**WHAT THE TASK ASKS:**
Present every line in which the string "JSON" appears.

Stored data
[Start]

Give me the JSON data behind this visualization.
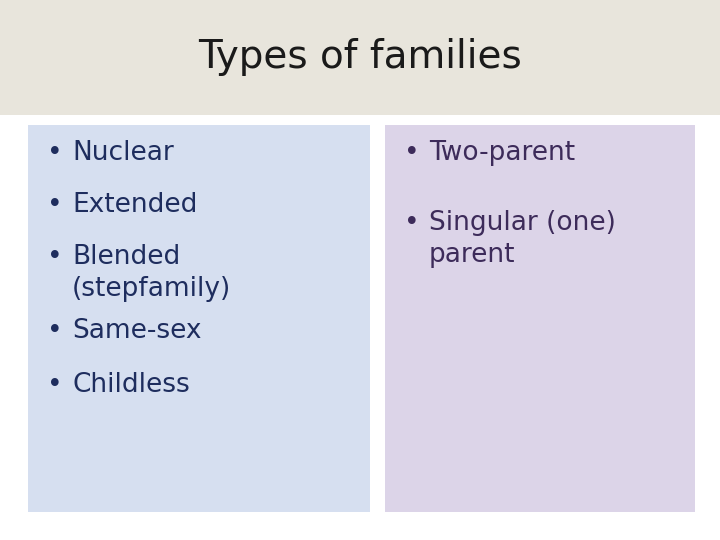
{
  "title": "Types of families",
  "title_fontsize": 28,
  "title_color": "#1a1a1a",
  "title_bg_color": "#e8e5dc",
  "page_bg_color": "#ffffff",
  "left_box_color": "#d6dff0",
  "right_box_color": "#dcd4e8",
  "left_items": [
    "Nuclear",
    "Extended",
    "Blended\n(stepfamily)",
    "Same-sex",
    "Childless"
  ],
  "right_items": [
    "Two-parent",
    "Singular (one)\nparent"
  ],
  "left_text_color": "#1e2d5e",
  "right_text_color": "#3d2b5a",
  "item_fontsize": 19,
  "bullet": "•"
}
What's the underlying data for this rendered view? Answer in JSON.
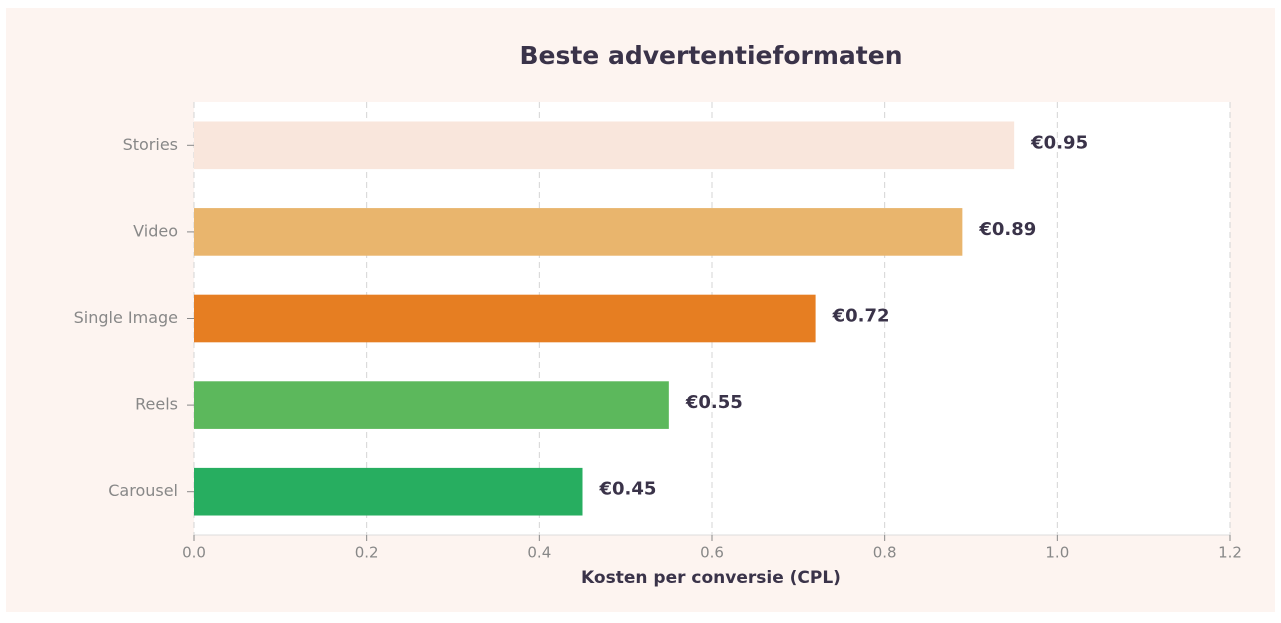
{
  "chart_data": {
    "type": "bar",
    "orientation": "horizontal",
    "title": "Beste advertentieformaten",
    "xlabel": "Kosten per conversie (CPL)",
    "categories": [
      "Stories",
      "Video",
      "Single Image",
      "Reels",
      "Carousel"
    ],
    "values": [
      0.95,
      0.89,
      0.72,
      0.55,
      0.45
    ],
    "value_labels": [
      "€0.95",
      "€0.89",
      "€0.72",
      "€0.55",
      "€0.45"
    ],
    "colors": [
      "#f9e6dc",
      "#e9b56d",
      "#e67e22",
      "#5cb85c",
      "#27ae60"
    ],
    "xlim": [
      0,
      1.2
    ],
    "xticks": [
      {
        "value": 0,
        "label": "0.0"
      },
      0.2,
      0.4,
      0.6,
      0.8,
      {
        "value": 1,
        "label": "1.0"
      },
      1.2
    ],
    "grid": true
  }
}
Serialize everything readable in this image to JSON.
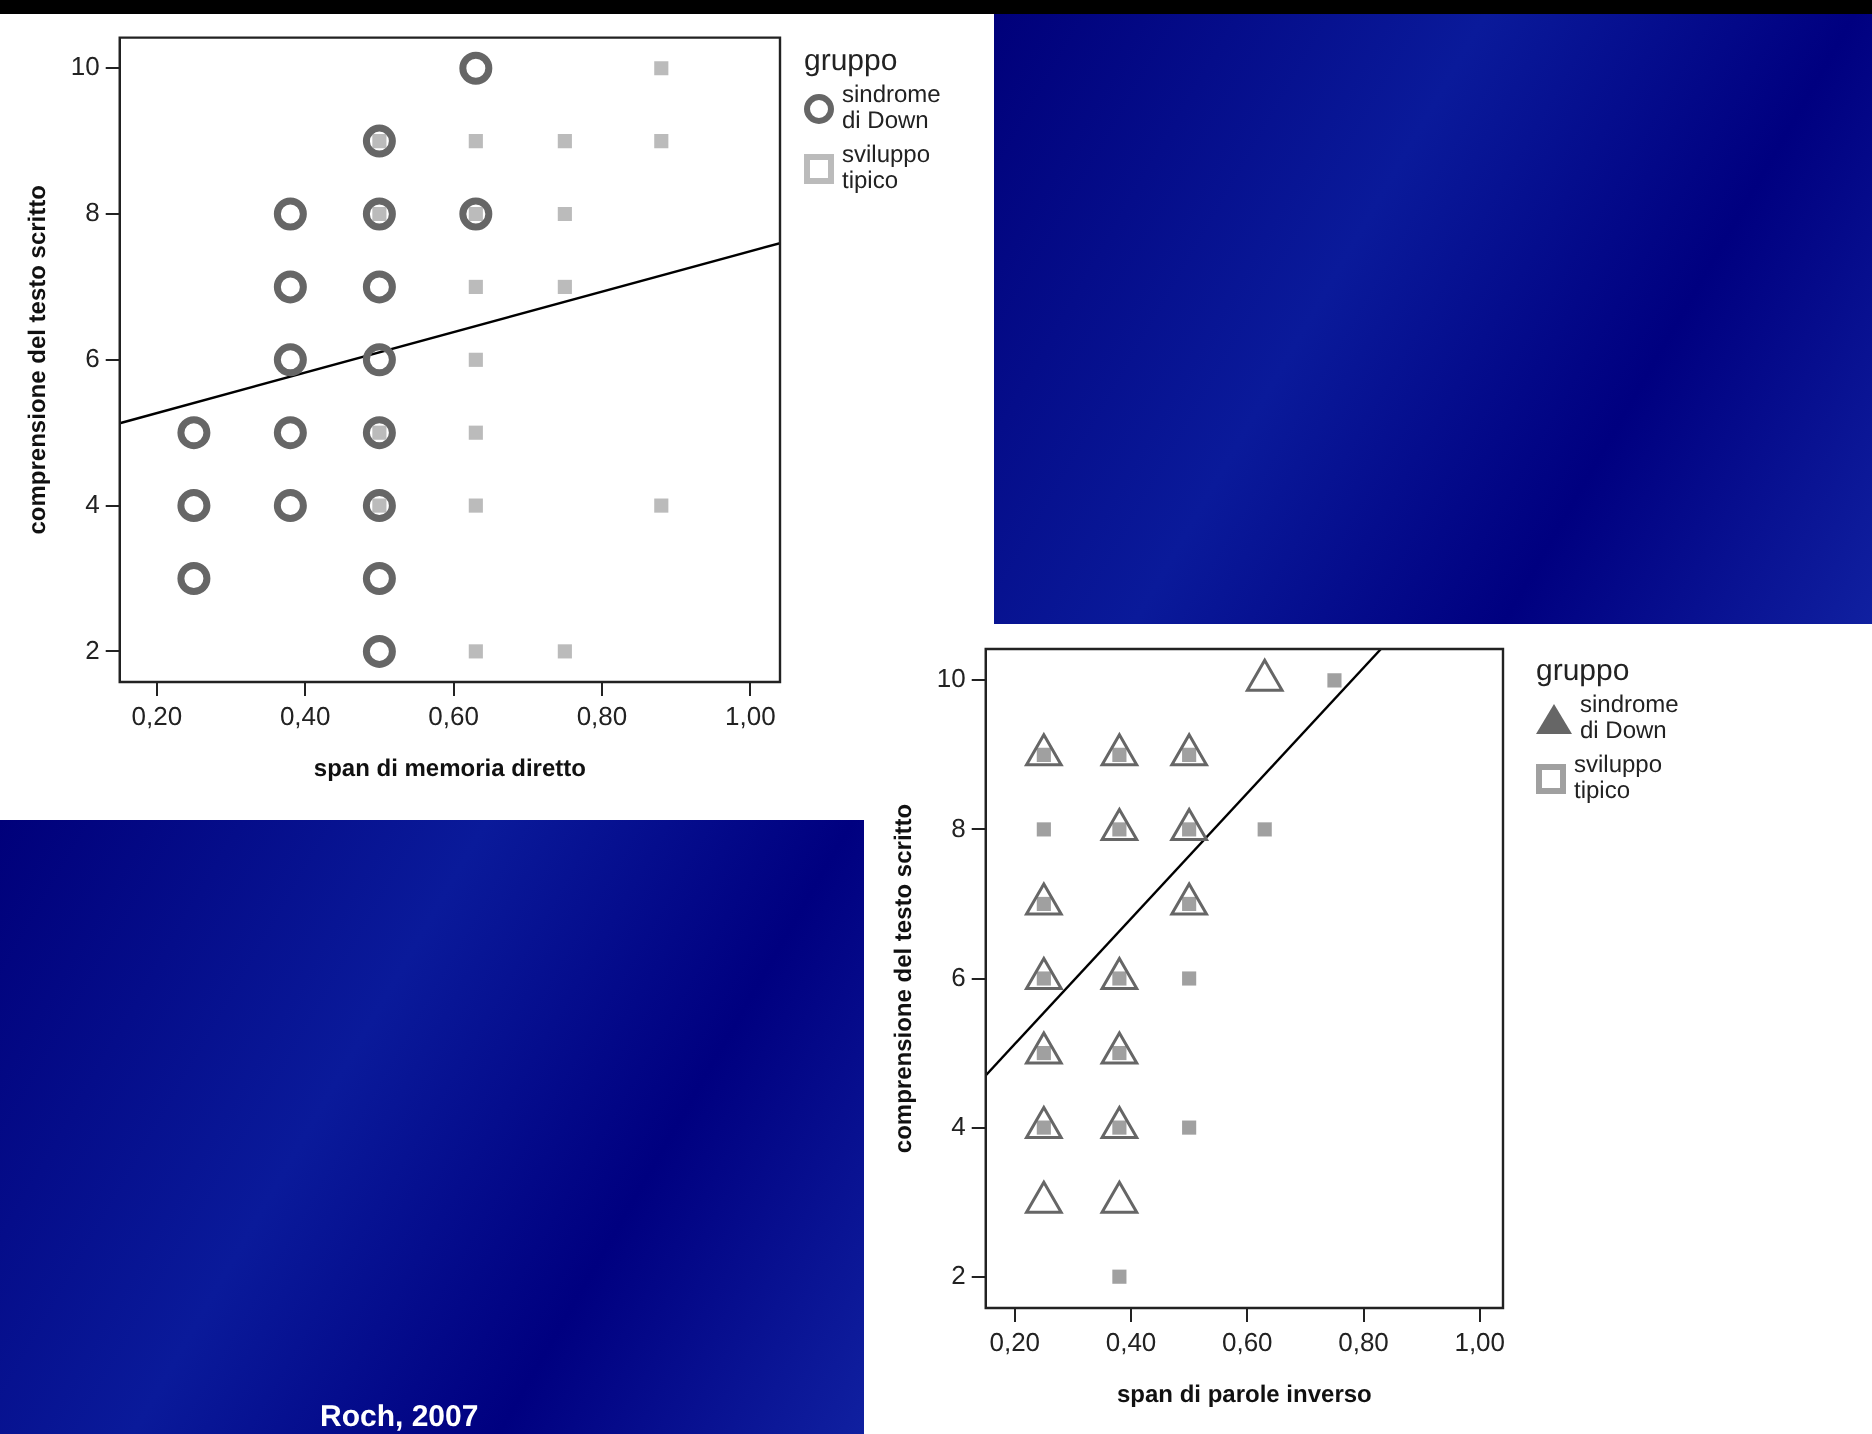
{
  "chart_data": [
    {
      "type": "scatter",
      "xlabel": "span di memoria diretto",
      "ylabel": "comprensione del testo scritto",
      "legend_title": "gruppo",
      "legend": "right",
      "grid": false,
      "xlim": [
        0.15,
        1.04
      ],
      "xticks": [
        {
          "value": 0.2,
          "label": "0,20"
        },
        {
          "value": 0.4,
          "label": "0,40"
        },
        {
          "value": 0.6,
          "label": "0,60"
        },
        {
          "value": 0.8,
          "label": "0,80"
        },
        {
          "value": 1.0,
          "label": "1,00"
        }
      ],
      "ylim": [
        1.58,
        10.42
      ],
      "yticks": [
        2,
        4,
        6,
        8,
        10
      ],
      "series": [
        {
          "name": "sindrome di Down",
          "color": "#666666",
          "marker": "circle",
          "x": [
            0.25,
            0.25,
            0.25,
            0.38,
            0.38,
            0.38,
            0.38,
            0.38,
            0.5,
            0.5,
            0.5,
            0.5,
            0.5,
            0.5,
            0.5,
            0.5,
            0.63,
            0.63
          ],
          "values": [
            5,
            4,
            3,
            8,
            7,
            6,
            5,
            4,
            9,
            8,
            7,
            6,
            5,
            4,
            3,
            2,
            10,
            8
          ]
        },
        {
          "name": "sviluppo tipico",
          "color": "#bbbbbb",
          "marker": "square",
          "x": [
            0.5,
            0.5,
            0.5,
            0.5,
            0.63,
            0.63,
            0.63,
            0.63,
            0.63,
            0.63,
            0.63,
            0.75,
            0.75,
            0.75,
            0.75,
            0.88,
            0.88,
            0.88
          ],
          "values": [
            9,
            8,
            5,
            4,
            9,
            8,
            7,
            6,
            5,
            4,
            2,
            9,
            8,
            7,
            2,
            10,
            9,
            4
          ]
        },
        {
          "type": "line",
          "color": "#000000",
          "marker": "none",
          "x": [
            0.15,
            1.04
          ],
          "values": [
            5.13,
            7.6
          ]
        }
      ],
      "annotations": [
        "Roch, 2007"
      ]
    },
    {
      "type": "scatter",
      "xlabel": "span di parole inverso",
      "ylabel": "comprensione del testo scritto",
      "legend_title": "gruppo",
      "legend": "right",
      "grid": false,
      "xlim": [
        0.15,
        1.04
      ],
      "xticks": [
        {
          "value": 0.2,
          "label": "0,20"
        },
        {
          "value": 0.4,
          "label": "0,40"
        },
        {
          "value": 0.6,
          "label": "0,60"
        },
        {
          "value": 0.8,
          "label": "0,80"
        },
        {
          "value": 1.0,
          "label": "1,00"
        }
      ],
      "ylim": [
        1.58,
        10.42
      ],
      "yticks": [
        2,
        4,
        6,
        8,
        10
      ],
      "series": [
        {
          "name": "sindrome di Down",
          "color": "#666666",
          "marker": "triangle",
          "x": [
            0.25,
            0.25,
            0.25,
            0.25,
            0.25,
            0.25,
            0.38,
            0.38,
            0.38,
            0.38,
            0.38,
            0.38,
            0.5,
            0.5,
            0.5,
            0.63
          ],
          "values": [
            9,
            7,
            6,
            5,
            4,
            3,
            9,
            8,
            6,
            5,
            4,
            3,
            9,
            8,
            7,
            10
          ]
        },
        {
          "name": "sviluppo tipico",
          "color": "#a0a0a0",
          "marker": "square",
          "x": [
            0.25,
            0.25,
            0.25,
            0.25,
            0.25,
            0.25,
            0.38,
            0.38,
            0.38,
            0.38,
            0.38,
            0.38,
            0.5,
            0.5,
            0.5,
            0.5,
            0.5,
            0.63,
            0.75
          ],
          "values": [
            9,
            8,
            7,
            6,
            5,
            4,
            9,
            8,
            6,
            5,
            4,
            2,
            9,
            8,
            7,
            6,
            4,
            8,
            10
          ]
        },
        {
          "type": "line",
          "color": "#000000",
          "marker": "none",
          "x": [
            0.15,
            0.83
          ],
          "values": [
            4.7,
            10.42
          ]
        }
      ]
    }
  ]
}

[End]
[Start]

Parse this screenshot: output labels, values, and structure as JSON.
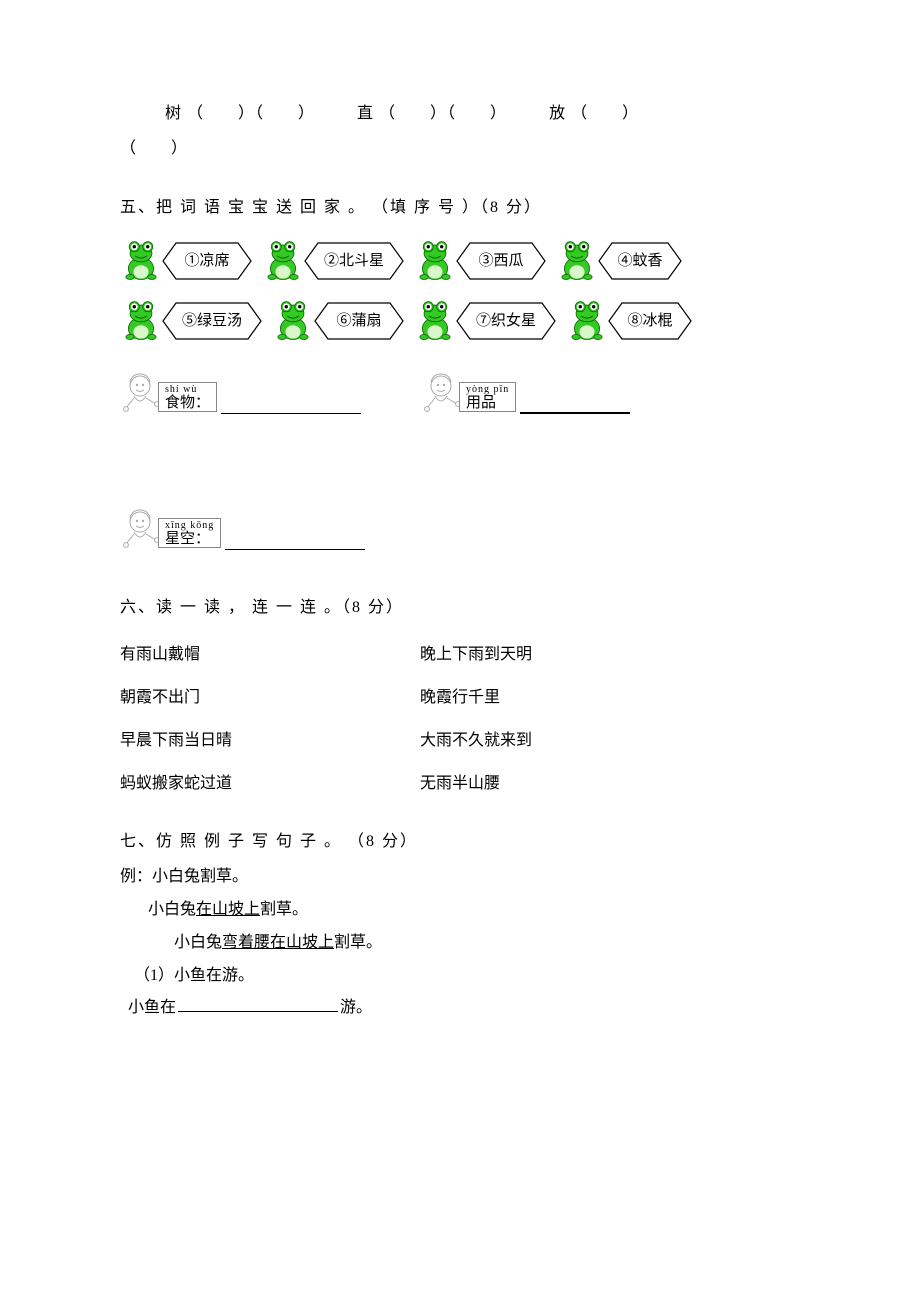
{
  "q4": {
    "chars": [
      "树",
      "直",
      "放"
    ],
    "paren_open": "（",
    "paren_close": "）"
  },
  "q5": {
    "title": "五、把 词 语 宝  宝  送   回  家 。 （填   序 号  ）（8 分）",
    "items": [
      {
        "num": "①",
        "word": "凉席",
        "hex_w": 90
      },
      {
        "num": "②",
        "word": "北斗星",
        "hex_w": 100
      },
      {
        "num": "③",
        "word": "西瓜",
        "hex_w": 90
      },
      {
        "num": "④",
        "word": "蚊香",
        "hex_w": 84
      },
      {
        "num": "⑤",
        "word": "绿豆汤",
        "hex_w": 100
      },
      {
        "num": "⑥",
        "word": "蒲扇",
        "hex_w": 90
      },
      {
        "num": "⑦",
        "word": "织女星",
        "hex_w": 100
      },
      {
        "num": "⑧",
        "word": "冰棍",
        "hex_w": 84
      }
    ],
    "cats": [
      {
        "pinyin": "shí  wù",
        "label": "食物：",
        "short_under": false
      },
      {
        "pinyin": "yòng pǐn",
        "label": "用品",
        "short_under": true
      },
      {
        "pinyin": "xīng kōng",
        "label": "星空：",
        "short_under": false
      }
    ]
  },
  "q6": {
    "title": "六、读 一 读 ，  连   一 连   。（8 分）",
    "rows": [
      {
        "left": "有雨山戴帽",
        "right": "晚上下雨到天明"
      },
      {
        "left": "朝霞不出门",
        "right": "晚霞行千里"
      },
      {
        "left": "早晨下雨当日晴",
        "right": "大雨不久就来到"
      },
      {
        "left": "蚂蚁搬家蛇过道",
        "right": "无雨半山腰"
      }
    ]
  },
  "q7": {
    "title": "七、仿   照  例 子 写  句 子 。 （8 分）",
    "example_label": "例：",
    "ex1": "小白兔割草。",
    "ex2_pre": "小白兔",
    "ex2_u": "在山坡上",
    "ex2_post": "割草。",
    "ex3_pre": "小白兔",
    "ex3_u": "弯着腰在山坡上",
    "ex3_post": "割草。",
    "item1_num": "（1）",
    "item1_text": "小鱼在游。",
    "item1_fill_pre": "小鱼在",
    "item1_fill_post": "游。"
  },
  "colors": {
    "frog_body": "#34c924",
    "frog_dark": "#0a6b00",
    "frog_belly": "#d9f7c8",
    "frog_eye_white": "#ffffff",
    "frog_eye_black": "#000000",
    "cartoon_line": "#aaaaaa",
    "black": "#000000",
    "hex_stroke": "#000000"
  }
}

[End]

**RESULT BELOW:**
Give me the JSON data behind this visualization.
What's the underlying data for this rendered view? Answer in JSON.
Serialize everything readable in this image to JSON.
Parse this screenshot: output labels, values, and structure as JSON.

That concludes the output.